> **SET PROBLEM**
Every record must appear in your copy exactly as written, with no pictures.

> **INFORMATION PROVIDED**
============================================================

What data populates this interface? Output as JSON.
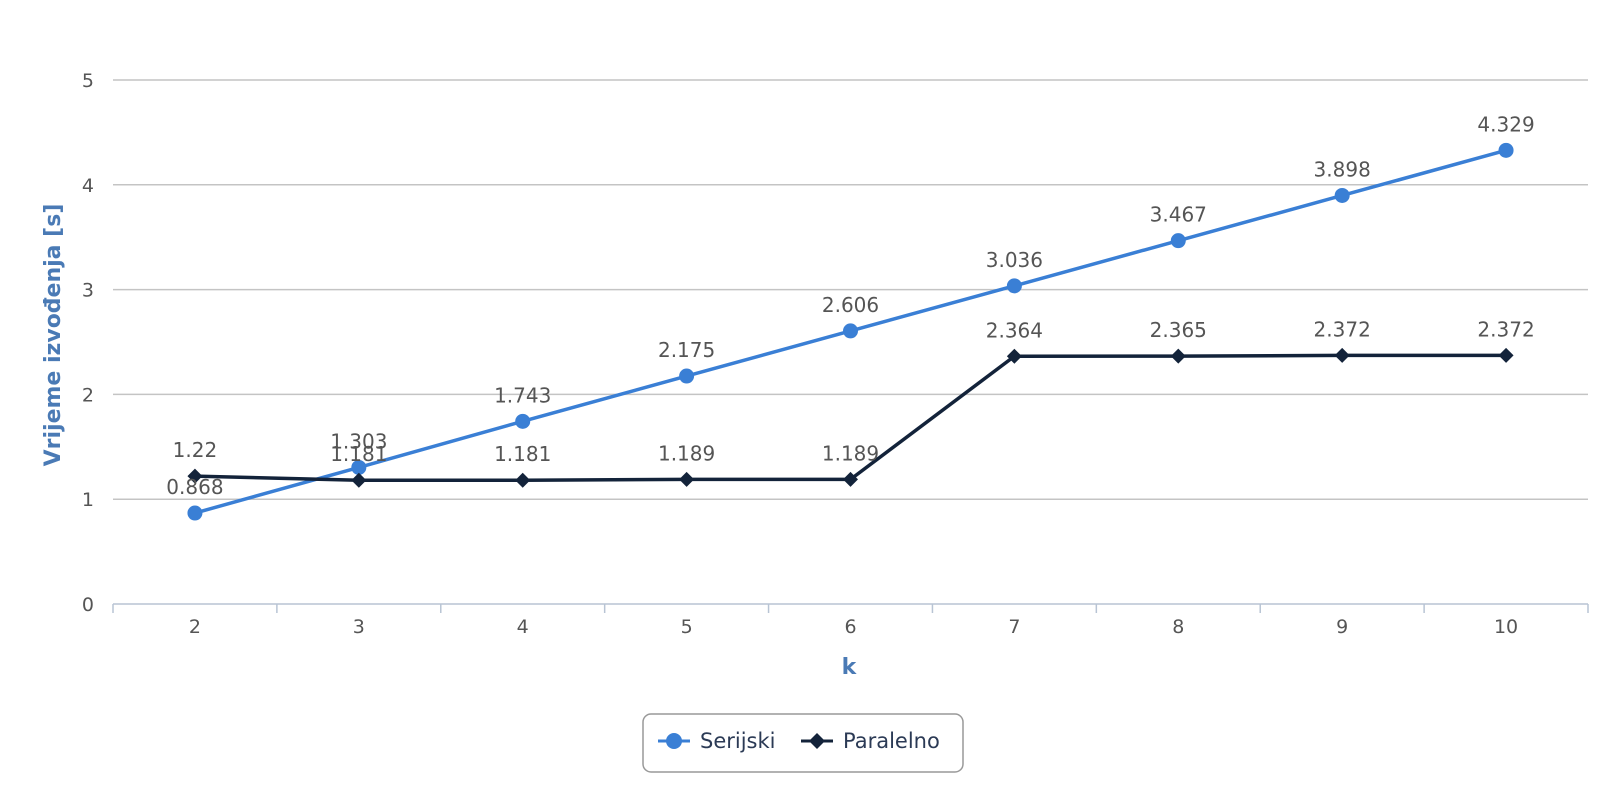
{
  "chart_data": {
    "type": "line",
    "title": "",
    "xlabel": "k",
    "ylabel": "Vrijeme izvođenja [s]",
    "categories": [
      "2",
      "3",
      "4",
      "5",
      "6",
      "7",
      "8",
      "9",
      "10"
    ],
    "ylim": [
      0,
      5
    ],
    "yticks": [
      "0",
      "1",
      "2",
      "3",
      "4",
      "5"
    ],
    "grid": true,
    "legend_position": "bottom",
    "series": [
      {
        "name": "Serijski",
        "color": "#3a7fd5",
        "marker": "circle",
        "values": [
          0.868,
          1.303,
          1.743,
          2.175,
          2.606,
          3.036,
          3.467,
          3.898,
          4.329
        ],
        "labels": [
          "0.868",
          "1.303",
          "1.743",
          "2.175",
          "2.606",
          "3.036",
          "3.467",
          "3.898",
          "4.329"
        ]
      },
      {
        "name": "Paralelno",
        "color": "#13233a",
        "marker": "diamond",
        "values": [
          1.22,
          1.181,
          1.181,
          1.189,
          1.189,
          2.364,
          2.365,
          2.372,
          2.372
        ],
        "labels": [
          "1.22",
          "1.181",
          "1.181",
          "1.189",
          "1.189",
          "2.364",
          "2.365",
          "2.372",
          "2.372"
        ]
      }
    ]
  }
}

============================================================

> **EXERCISE SOLUTION**
What data populates this interface? Output as JSON.
{
  "chart_data": {
    "type": "line",
    "title": "",
    "xlabel": "k",
    "ylabel": "Vrijeme izvođenja [s]",
    "categories": [
      "2",
      "3",
      "4",
      "5",
      "6",
      "7",
      "8",
      "9",
      "10"
    ],
    "ylim": [
      0,
      5
    ],
    "yticks": [
      "0",
      "1",
      "2",
      "3",
      "4",
      "5"
    ],
    "grid": true,
    "legend_position": "bottom",
    "series": [
      {
        "name": "Serijski",
        "color": "#3a7fd5",
        "marker": "circle",
        "values": [
          0.868,
          1.303,
          1.743,
          2.175,
          2.606,
          3.036,
          3.467,
          3.898,
          4.329
        ],
        "labels": [
          "0.868",
          "1.303",
          "1.743",
          "2.175",
          "2.606",
          "3.036",
          "3.467",
          "3.898",
          "4.329"
        ]
      },
      {
        "name": "Paralelno",
        "color": "#13233a",
        "marker": "diamond",
        "values": [
          1.22,
          1.181,
          1.181,
          1.189,
          1.189,
          2.364,
          2.365,
          2.372,
          2.372
        ],
        "labels": [
          "1.22",
          "1.181",
          "1.181",
          "1.189",
          "1.189",
          "2.364",
          "2.365",
          "2.372",
          "2.372"
        ]
      }
    ]
  }
}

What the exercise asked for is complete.